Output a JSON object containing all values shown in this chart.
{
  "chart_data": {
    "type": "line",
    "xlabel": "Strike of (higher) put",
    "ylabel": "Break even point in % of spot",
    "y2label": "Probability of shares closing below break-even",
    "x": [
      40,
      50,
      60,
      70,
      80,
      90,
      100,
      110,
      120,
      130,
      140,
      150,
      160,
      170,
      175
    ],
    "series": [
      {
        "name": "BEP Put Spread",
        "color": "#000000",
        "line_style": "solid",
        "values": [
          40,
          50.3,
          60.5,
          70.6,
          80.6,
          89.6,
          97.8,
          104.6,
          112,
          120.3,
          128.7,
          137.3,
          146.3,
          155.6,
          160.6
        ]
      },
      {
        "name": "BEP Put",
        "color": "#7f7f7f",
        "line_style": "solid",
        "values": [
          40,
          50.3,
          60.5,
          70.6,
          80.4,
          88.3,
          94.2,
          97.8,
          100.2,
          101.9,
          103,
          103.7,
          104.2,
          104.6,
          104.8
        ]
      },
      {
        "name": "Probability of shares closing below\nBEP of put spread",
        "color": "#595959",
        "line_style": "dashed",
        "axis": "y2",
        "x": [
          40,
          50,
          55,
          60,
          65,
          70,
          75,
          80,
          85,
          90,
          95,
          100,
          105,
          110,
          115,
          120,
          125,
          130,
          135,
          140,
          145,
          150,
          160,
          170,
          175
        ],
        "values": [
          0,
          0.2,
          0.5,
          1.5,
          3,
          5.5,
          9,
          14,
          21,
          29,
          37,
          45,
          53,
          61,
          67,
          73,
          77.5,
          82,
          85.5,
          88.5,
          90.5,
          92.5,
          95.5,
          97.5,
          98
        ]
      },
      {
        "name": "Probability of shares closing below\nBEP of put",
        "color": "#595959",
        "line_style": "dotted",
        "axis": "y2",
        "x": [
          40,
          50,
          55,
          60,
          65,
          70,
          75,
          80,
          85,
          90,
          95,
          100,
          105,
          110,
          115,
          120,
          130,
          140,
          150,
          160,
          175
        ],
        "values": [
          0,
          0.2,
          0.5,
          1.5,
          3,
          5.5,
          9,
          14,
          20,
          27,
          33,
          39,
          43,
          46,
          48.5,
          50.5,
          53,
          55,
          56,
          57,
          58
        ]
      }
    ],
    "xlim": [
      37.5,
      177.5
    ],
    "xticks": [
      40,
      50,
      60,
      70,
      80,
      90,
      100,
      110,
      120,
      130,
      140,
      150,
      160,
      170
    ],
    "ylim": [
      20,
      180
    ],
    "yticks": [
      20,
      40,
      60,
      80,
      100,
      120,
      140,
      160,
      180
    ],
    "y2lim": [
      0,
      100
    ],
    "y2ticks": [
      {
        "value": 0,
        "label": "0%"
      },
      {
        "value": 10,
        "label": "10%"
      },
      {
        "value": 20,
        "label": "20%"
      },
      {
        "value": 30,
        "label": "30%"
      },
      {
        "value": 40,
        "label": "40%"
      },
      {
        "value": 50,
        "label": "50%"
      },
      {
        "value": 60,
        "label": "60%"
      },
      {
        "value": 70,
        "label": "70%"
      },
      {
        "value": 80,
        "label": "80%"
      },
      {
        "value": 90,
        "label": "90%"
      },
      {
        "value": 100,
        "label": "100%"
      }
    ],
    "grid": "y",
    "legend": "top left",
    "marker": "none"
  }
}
* * * * *
* [Work required]
Each line that holds the string "shares" counts once; give the total and nothing else.

* [Exercise output]
3